**What the exercise asks**: Type out the data exactly as given. Skip any image.

::: Extracted records :::

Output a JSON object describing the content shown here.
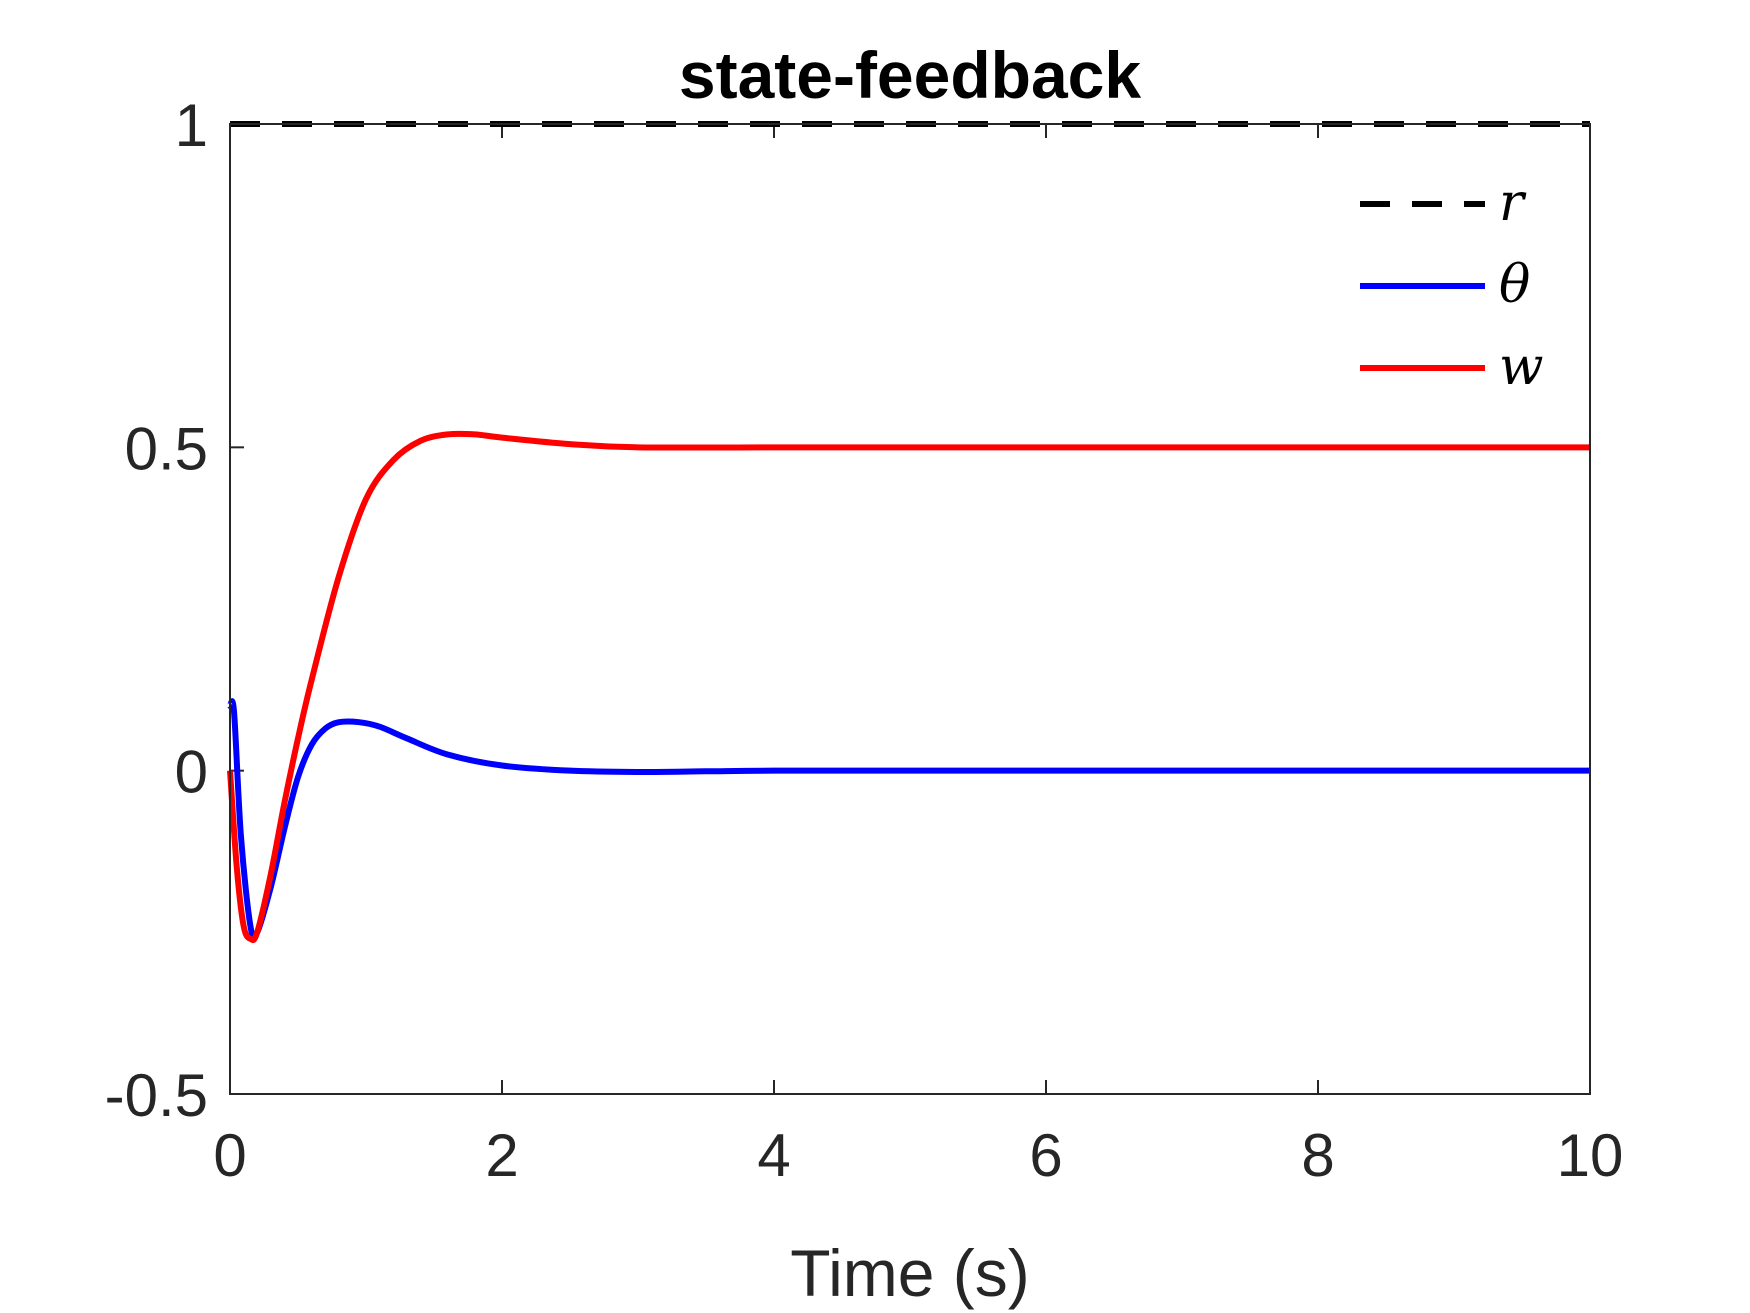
{
  "chart_data": {
    "type": "line",
    "title": "state-feedback",
    "xlabel": "Time (s)",
    "ylabel": "",
    "xlim": [
      0,
      10
    ],
    "ylim": [
      -0.5,
      1
    ],
    "xticks": [
      0,
      2,
      4,
      6,
      8,
      10
    ],
    "xtick_labels": [
      "0",
      "2",
      "4",
      "6",
      "8",
      "10"
    ],
    "yticks": [
      -0.5,
      0,
      0.5,
      1
    ],
    "ytick_labels": [
      "-0.5",
      "0",
      "0.5",
      "1"
    ],
    "grid": false,
    "legend_position": "top-right",
    "series": [
      {
        "name": "r",
        "color": "#000000",
        "style": "dashed",
        "x": [
          0,
          10
        ],
        "y": [
          1,
          1
        ]
      },
      {
        "name": "θ",
        "color": "#0000ff",
        "style": "solid",
        "x": [
          0,
          0.03,
          0.08,
          0.15,
          0.2,
          0.3,
          0.4,
          0.5,
          0.6,
          0.7,
          0.8,
          0.95,
          1.1,
          1.3,
          1.6,
          2.0,
          2.5,
          3.0,
          3.5,
          4.0,
          5.0,
          6.0,
          8.0,
          10.0
        ],
        "y": [
          0.1,
          0.09,
          -0.1,
          -0.24,
          -0.25,
          -0.18,
          -0.09,
          -0.01,
          0.04,
          0.065,
          0.075,
          0.075,
          0.068,
          0.05,
          0.025,
          0.008,
          0.0,
          -0.002,
          -0.001,
          0.0,
          0.0,
          0.0,
          0.0,
          0.0
        ]
      },
      {
        "name": "w",
        "color": "#ff0000",
        "style": "solid",
        "x": [
          0,
          0.05,
          0.1,
          0.15,
          0.2,
          0.3,
          0.4,
          0.5,
          0.6,
          0.8,
          1.0,
          1.2,
          1.4,
          1.6,
          1.8,
          2.0,
          2.5,
          3.0,
          4.0,
          5.0,
          6.0,
          8.0,
          10.0
        ],
        "y": [
          0,
          -0.15,
          -0.24,
          -0.26,
          -0.25,
          -0.16,
          -0.05,
          0.05,
          0.14,
          0.3,
          0.42,
          0.48,
          0.51,
          0.52,
          0.52,
          0.515,
          0.505,
          0.5,
          0.5,
          0.5,
          0.5,
          0.5,
          0.5
        ]
      }
    ]
  }
}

:::

**Exercise result**:
Output a JSON object describing the content shown here.
{
  "chart_data": {
    "type": "line",
    "title": "state-feedback",
    "xlabel": "Time (s)",
    "ylabel": "",
    "xlim": [
      0,
      10
    ],
    "ylim": [
      -0.5,
      1
    ],
    "xticks": [
      0,
      2,
      4,
      6,
      8,
      10
    ],
    "xtick_labels": [
      "0",
      "2",
      "4",
      "6",
      "8",
      "10"
    ],
    "yticks": [
      -0.5,
      0,
      0.5,
      1
    ],
    "ytick_labels": [
      "-0.5",
      "0",
      "0.5",
      "1"
    ],
    "grid": false,
    "legend_position": "top-right",
    "series": [
      {
        "name": "r",
        "color": "#000000",
        "style": "dashed",
        "x": [
          0,
          10
        ],
        "y": [
          1,
          1
        ]
      },
      {
        "name": "θ",
        "color": "#0000ff",
        "style": "solid",
        "x": [
          0,
          0.03,
          0.08,
          0.15,
          0.2,
          0.3,
          0.4,
          0.5,
          0.6,
          0.7,
          0.8,
          0.95,
          1.1,
          1.3,
          1.6,
          2.0,
          2.5,
          3.0,
          3.5,
          4.0,
          5.0,
          6.0,
          8.0,
          10.0
        ],
        "y": [
          0.1,
          0.09,
          -0.1,
          -0.24,
          -0.25,
          -0.18,
          -0.09,
          -0.01,
          0.04,
          0.065,
          0.075,
          0.075,
          0.068,
          0.05,
          0.025,
          0.008,
          0.0,
          -0.002,
          -0.001,
          0.0,
          0.0,
          0.0,
          0.0,
          0.0
        ]
      },
      {
        "name": "w",
        "color": "#ff0000",
        "style": "solid",
        "x": [
          0,
          0.05,
          0.1,
          0.15,
          0.2,
          0.3,
          0.4,
          0.5,
          0.6,
          0.8,
          1.0,
          1.2,
          1.4,
          1.6,
          1.8,
          2.0,
          2.5,
          3.0,
          4.0,
          5.0,
          6.0,
          8.0,
          10.0
        ],
        "y": [
          0,
          -0.15,
          -0.24,
          -0.26,
          -0.25,
          -0.16,
          -0.05,
          0.05,
          0.14,
          0.3,
          0.42,
          0.48,
          0.51,
          0.52,
          0.52,
          0.515,
          0.505,
          0.5,
          0.5,
          0.5,
          0.5,
          0.5,
          0.5
        ]
      }
    ]
  }
}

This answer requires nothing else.